[Records from a dataset]
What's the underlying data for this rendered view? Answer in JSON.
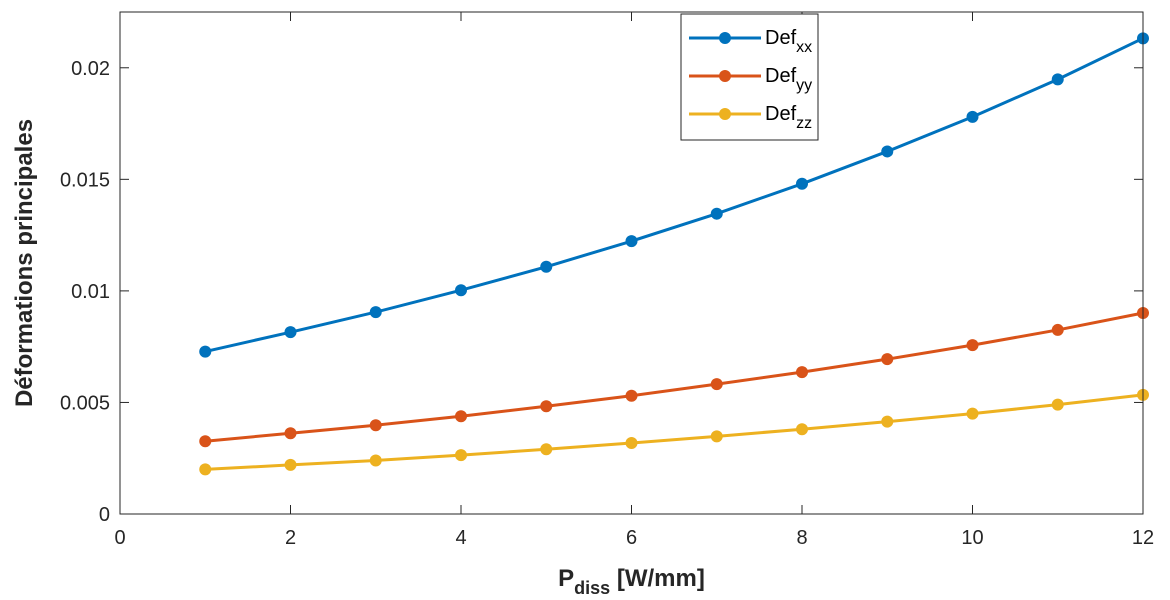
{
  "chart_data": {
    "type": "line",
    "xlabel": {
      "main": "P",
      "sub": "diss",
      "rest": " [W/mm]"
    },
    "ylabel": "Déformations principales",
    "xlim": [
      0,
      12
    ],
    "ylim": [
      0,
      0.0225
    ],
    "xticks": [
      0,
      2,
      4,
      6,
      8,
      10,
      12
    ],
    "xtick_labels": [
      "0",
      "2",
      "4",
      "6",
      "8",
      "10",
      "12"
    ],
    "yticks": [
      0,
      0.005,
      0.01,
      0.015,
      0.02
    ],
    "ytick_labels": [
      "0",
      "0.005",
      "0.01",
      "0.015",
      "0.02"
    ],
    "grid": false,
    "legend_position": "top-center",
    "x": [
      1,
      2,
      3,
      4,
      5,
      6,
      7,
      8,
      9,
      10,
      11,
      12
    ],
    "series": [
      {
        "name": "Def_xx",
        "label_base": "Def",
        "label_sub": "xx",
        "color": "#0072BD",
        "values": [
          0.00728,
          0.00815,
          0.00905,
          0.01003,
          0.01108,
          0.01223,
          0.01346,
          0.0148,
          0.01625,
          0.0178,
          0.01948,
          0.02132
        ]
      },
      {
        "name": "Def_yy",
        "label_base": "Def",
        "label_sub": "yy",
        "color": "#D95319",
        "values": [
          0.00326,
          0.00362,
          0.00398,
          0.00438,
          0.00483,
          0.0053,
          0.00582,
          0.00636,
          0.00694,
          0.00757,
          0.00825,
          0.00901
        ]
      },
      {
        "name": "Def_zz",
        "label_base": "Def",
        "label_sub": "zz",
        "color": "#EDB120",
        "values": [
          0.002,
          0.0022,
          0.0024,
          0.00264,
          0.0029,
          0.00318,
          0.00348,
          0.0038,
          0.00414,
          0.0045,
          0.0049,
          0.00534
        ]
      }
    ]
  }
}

--

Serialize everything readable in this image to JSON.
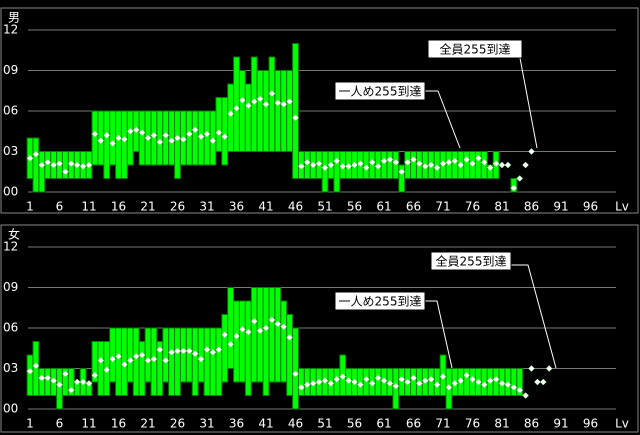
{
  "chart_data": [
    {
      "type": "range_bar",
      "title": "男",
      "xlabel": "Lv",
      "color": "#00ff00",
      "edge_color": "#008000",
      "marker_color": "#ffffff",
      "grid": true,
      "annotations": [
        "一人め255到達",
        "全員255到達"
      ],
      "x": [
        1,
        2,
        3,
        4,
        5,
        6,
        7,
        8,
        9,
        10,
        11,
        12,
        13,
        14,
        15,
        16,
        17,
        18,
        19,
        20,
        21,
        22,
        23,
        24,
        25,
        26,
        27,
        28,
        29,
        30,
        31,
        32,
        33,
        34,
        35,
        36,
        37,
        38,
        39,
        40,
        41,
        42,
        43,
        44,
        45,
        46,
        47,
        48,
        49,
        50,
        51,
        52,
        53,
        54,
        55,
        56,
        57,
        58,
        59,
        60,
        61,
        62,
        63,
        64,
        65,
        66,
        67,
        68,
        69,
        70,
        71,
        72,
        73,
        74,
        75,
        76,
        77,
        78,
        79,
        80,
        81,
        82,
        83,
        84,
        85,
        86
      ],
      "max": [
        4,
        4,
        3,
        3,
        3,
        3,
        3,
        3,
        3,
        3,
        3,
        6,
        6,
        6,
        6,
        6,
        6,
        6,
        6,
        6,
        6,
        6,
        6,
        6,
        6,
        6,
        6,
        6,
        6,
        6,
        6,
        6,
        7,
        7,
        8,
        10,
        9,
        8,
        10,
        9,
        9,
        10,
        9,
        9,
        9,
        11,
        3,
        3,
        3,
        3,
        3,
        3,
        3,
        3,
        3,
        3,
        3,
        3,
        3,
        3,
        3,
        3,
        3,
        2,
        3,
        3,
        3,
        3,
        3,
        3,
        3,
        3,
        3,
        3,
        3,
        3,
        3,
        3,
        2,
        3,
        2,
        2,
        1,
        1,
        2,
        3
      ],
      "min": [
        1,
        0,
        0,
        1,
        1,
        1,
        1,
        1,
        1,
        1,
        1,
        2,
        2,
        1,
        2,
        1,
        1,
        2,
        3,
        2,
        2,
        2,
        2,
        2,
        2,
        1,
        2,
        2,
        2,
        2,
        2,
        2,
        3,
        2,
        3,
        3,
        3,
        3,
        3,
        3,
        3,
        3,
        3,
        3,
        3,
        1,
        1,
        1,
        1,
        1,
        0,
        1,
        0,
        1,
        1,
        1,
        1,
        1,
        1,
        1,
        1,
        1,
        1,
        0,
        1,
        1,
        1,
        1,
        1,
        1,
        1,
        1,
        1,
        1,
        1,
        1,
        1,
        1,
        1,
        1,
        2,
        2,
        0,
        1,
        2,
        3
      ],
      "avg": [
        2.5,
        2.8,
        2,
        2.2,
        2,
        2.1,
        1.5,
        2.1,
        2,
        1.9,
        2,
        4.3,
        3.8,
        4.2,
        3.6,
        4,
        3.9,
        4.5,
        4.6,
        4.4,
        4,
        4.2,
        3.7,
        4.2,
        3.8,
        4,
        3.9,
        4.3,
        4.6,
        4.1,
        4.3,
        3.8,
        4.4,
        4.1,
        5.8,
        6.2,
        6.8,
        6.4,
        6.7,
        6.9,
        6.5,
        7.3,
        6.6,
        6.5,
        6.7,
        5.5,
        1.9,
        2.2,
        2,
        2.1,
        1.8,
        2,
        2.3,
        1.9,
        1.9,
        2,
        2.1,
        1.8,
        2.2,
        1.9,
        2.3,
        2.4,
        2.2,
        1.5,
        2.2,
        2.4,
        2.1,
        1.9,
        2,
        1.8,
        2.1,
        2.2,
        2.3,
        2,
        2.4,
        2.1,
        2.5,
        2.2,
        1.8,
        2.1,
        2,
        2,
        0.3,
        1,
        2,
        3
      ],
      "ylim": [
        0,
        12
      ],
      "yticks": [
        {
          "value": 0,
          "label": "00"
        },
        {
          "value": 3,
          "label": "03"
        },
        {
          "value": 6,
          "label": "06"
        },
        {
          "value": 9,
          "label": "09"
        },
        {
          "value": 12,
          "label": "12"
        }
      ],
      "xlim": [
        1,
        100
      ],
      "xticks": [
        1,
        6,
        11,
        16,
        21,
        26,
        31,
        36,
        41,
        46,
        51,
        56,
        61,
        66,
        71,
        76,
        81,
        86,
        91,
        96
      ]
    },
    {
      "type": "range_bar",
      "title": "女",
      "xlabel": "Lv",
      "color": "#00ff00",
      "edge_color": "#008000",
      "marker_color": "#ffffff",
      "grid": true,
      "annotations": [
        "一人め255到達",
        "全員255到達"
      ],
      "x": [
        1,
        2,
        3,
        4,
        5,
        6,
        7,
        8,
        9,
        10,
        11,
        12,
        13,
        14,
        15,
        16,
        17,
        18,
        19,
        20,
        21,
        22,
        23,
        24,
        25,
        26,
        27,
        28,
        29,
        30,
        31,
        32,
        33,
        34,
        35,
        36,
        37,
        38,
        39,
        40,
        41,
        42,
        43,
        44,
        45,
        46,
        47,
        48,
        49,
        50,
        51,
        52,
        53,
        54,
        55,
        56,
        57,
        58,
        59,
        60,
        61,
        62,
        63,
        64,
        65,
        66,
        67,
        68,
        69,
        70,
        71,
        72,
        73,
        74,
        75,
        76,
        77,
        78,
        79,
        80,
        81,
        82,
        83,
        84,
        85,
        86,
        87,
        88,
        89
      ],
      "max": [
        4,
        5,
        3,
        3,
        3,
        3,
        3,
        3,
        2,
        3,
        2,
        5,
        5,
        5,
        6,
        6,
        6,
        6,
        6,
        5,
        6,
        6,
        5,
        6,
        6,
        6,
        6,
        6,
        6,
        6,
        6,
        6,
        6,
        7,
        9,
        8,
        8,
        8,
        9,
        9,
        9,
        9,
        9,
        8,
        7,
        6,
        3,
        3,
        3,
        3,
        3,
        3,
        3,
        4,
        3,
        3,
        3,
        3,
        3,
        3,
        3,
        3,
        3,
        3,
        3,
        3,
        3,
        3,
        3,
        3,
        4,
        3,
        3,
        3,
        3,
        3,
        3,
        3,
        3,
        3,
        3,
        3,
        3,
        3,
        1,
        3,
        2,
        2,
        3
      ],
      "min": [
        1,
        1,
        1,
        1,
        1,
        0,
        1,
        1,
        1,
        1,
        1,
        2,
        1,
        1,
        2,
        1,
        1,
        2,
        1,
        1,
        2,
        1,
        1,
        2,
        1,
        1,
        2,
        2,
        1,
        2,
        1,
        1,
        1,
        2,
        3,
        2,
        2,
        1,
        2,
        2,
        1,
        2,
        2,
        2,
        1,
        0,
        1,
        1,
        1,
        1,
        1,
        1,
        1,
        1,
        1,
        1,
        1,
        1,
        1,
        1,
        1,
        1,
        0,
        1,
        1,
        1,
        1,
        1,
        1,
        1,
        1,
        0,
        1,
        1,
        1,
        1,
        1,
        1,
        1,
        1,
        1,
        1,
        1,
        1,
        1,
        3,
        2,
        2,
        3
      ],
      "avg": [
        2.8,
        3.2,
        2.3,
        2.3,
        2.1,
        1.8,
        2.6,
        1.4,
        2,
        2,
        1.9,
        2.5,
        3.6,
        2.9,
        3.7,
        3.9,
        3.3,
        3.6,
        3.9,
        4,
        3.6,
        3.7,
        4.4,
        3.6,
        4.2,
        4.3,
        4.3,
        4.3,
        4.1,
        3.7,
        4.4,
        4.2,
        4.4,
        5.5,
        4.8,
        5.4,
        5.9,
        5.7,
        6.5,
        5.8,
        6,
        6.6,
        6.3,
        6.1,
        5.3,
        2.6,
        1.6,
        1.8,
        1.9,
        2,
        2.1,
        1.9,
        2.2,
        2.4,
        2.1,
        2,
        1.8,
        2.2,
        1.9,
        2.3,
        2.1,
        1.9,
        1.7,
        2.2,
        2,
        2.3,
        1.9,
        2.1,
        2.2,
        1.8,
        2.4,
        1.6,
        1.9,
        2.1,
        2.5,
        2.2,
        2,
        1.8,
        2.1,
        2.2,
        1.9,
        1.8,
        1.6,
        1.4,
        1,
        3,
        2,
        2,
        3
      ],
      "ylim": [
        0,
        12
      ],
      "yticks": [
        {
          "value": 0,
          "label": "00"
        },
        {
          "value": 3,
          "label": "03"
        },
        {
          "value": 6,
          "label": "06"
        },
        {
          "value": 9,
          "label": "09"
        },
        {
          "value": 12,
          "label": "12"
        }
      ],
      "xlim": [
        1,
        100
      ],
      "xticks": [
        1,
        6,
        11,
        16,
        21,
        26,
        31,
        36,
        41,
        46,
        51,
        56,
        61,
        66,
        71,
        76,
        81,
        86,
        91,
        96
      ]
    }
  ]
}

...

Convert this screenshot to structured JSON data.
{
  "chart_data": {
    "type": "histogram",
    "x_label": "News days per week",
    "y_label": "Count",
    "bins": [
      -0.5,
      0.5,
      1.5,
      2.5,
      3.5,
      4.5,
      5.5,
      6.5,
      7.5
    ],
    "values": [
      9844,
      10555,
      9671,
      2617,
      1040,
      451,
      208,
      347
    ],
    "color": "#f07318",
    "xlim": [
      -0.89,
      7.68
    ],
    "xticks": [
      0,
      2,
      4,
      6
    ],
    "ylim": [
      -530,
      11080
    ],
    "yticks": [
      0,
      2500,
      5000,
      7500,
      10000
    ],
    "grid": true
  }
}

■ WHAT YOU HAVE TO DO
Look through the entries above. Extract each line with the word "grid".

■ FULL ANSWER
    "grid": false,
      "grid": true,
      "grid": true,
    "grid": true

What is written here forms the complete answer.